**AIM OF THE EXERCISE**. Copy out each line containing "label" from the entries below.

**DATASET EXCERPTS**.
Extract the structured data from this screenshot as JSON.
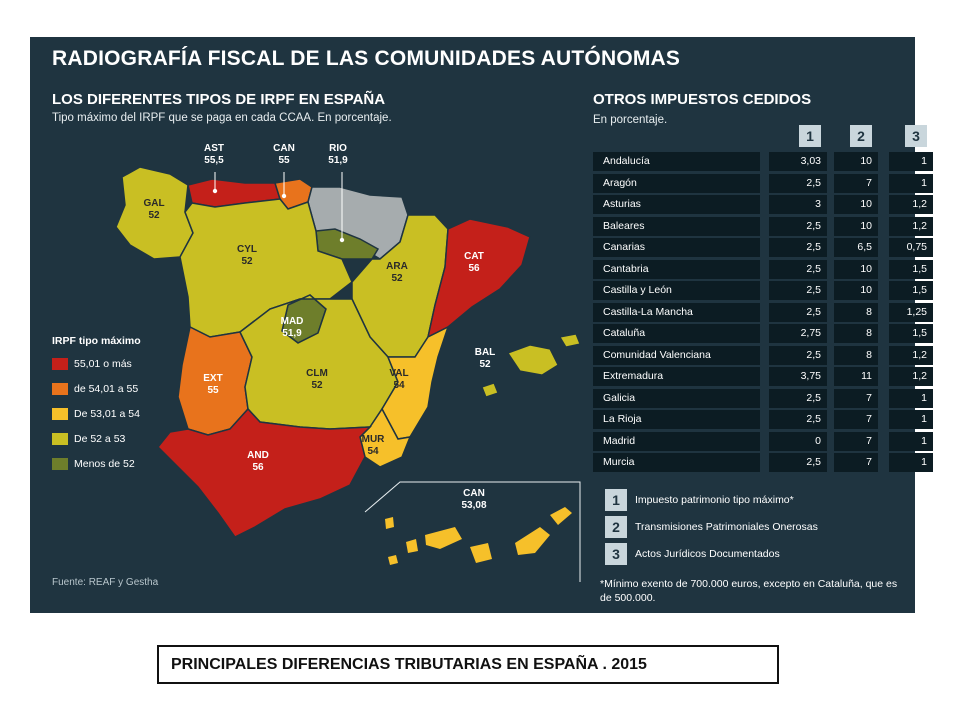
{
  "title": "RADIOGRAFÍA FISCAL DE LAS COMUNIDADES AUTÓNOMAS",
  "map_section": {
    "title": "LOS DIFERENTES TIPOS DE IRPF EN ESPAÑA",
    "subtitle": "Tipo máximo del IRPF que se paga en cada CCAA. En porcentaje."
  },
  "colors": {
    "panel_bg": "#1f3440",
    "cat_55_01_mas": "#c4201a",
    "cat_54_01_55": "#e8731c",
    "cat_53_01_54": "#f6c02a",
    "cat_52_53": "#c9bf23",
    "cat_menos_52": "#6e7e2b",
    "gray_region": "#a6acae",
    "sea_islands": "#f6c02a"
  },
  "regions": [
    {
      "code": "GAL",
      "value": "52"
    },
    {
      "code": "CYL",
      "value": "52"
    },
    {
      "code": "ARA",
      "value": "52"
    },
    {
      "code": "CAT",
      "value": "56"
    },
    {
      "code": "MAD",
      "value": "51,9"
    },
    {
      "code": "EXT",
      "value": "55"
    },
    {
      "code": "CLM",
      "value": "52"
    },
    {
      "code": "VAL",
      "value": "54"
    },
    {
      "code": "BAL",
      "value": "52"
    },
    {
      "code": "AND",
      "value": "56"
    },
    {
      "code": "MUR",
      "value": "54"
    },
    {
      "code": "CAN",
      "value": "53,08"
    }
  ],
  "pointer_regions": [
    {
      "code": "AST",
      "value": "55,5"
    },
    {
      "code": "CAN",
      "value": "55"
    },
    {
      "code": "RIO",
      "value": "51,9"
    }
  ],
  "legend": {
    "title": "IRPF tipo máximo",
    "items": [
      {
        "label": "55,01 o más",
        "color": "#c4201a"
      },
      {
        "label": "de 54,01 a 55",
        "color": "#e8731c"
      },
      {
        "label": "De 53,01 a 54",
        "color": "#f6c02a"
      },
      {
        "label": "De 52 a 53",
        "color": "#c9bf23"
      },
      {
        "label": "Menos de 52",
        "color": "#6e7e2b"
      }
    ]
  },
  "source": "Fuente: REAF y Gestha",
  "table_section": {
    "title": "OTROS IMPUESTOS CEDIDOS",
    "subtitle": "En porcentaje.",
    "columns": [
      "1",
      "2",
      "3"
    ],
    "rows": [
      {
        "name": "Andalucía",
        "values": [
          "3,03",
          "10",
          "1"
        ]
      },
      {
        "name": "Aragón",
        "values": [
          "2,5",
          "7",
          "1"
        ]
      },
      {
        "name": "Asturias",
        "values": [
          "3",
          "10",
          "1,2"
        ]
      },
      {
        "name": "Baleares",
        "values": [
          "2,5",
          "10",
          "1,2"
        ]
      },
      {
        "name": "Canarias",
        "values": [
          "2,5",
          "6,5",
          "0,75"
        ]
      },
      {
        "name": "Cantabria",
        "values": [
          "2,5",
          "10",
          "1,5"
        ]
      },
      {
        "name": "Castilla y León",
        "values": [
          "2,5",
          "10",
          "1,5"
        ]
      },
      {
        "name": "Castilla-La Mancha",
        "values": [
          "2,5",
          "8",
          "1,25"
        ]
      },
      {
        "name": "Cataluña",
        "values": [
          "2,75",
          "8",
          "1,5"
        ]
      },
      {
        "name": "Comunidad Valenciana",
        "values": [
          "2,5",
          "8",
          "1,2"
        ]
      },
      {
        "name": "Extremadura",
        "values": [
          "3,75",
          "11",
          "1,2"
        ]
      },
      {
        "name": "Galicia",
        "values": [
          "2,5",
          "7",
          "1"
        ]
      },
      {
        "name": "La Rioja",
        "values": [
          "2,5",
          "7",
          "1"
        ]
      },
      {
        "name": "Madrid",
        "values": [
          "0",
          "7",
          "1"
        ]
      },
      {
        "name": "Murcia",
        "values": [
          "2,5",
          "7",
          "1"
        ]
      }
    ],
    "key": [
      {
        "num": "1",
        "text": "Impuesto patrimonio tipo máximo*"
      },
      {
        "num": "2",
        "text": "Transmisiones Patrimoniales Onerosas"
      },
      {
        "num": "3",
        "text": "Actos Jurídicos Documentados"
      }
    ],
    "footnote": "*Mínimo exento de 700.000 euros, excepto en Cataluña, que es de 500.000."
  },
  "caption": "PRINCIPALES DIFERENCIAS TRIBUTARIAS EN ESPAÑA . 2015"
}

**IN RESPONSE**.
        "label": "55,01 o más",
        "label": "de 54,01 a 55",
        "label": "De 53,01 a 54",
        "label": "De 52 a 53",
        "label": "Menos de 52",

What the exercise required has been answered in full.